─── Material for the task ───

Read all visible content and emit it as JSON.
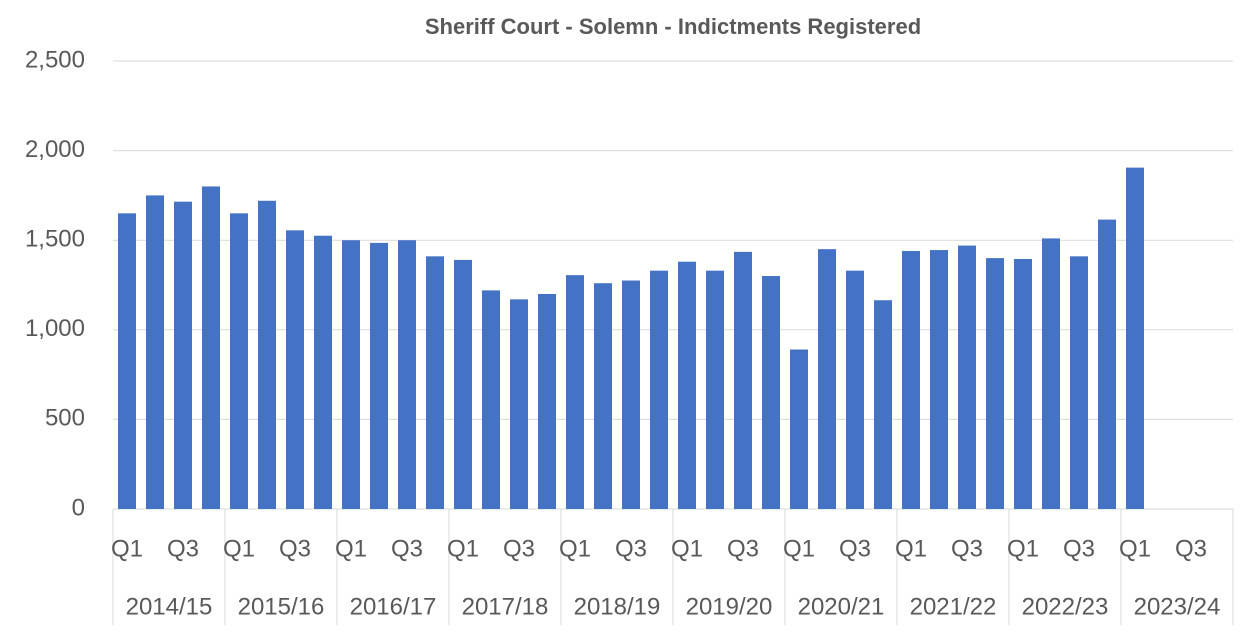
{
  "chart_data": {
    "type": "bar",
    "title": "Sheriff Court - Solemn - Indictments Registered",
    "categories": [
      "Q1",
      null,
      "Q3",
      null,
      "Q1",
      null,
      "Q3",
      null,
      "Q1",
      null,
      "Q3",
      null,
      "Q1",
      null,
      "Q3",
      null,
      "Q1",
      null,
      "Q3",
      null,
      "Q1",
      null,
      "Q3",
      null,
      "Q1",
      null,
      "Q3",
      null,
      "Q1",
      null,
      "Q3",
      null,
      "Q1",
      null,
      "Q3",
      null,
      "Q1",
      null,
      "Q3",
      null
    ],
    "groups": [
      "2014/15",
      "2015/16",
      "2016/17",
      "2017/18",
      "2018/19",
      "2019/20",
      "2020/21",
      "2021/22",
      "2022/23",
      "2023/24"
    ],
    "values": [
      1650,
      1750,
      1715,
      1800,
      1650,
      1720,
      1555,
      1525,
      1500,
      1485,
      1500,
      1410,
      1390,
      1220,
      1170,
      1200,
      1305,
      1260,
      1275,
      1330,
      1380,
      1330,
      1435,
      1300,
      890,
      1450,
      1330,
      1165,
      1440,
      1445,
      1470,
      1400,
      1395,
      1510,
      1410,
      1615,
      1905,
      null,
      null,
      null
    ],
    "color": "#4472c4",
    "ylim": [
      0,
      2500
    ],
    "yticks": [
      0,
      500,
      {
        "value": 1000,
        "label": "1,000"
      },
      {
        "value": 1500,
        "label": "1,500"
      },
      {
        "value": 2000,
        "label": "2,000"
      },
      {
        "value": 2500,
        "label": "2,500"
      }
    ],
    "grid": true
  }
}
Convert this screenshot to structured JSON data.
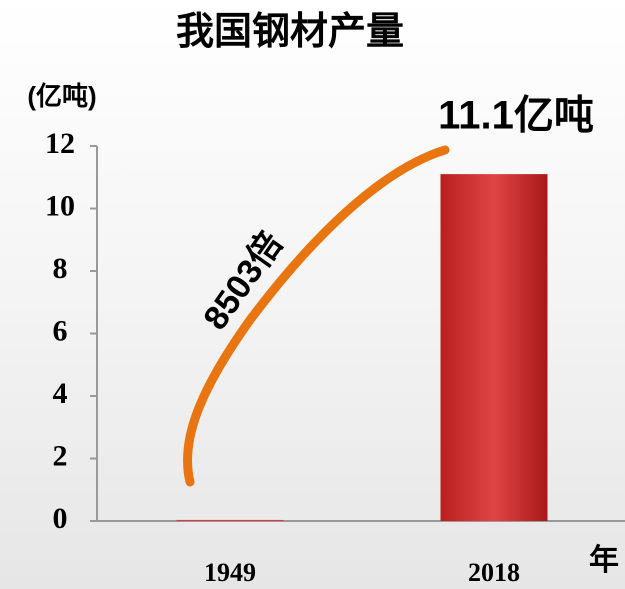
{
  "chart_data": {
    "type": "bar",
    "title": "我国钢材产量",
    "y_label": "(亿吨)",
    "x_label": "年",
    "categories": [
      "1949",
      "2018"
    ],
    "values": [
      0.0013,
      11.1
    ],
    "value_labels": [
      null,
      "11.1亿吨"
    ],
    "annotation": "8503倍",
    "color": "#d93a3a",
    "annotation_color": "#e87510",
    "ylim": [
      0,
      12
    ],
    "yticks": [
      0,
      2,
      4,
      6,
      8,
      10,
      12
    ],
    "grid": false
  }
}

───
─── Material for the task ───

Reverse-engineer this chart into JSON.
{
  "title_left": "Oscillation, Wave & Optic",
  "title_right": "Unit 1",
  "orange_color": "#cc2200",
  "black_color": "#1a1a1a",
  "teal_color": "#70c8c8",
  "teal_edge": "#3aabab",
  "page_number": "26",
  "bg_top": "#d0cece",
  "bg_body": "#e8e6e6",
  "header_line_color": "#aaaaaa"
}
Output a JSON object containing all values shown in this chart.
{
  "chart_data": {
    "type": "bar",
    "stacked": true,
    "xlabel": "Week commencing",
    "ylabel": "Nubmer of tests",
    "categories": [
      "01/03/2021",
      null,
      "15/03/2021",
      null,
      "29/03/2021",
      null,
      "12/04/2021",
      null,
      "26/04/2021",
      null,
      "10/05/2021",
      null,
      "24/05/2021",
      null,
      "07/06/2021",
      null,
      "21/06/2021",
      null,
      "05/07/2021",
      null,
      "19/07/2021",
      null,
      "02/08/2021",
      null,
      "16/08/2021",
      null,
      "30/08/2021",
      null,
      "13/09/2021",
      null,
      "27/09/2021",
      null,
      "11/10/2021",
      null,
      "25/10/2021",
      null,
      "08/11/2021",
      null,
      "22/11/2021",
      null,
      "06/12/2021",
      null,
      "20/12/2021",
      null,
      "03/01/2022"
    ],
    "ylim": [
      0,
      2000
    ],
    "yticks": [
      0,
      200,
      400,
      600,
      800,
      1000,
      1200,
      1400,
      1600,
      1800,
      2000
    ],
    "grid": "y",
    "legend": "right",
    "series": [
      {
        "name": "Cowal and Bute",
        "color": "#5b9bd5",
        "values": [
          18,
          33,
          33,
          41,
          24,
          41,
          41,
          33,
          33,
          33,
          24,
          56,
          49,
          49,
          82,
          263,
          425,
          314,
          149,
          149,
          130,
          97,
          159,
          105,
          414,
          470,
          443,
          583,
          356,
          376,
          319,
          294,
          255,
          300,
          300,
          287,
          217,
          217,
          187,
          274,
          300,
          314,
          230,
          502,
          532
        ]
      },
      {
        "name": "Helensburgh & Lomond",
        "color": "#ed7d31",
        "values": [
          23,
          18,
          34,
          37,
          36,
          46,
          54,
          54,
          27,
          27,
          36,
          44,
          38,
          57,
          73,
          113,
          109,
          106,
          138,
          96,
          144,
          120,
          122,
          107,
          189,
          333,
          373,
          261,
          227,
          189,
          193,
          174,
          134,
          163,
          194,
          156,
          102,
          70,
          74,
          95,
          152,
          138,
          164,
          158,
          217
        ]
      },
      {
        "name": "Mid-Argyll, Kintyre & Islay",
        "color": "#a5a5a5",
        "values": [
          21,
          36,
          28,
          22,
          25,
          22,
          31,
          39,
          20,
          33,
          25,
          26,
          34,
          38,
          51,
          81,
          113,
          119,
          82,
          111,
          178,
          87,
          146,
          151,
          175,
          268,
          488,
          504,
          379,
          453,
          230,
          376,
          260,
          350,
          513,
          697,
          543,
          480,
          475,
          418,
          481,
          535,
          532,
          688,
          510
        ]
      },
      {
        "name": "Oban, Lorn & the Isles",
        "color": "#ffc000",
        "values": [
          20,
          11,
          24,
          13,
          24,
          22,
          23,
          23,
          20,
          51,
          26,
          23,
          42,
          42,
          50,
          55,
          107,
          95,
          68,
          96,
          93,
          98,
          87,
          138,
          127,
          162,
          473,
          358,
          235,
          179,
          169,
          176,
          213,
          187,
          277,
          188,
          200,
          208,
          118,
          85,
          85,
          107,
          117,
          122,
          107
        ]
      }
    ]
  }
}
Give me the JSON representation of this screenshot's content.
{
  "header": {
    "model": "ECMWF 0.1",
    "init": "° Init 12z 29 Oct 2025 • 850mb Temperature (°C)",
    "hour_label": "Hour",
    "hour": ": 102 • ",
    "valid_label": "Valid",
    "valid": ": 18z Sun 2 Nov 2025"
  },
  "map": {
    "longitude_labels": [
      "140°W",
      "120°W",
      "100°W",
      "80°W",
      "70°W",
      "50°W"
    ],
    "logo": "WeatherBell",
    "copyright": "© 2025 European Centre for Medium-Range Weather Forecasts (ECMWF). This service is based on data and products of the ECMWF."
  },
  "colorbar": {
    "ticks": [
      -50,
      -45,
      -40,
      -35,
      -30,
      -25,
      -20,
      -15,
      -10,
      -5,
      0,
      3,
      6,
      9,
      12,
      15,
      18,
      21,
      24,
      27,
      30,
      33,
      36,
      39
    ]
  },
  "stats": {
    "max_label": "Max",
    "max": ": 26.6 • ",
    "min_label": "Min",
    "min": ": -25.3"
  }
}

───

Short task.
Copy out each line of the data where the string "screenshot" appears.

Solution for this exercise.
Convert this screenshot to structured JSON data.
Give me the JSON representation of this screenshot's content.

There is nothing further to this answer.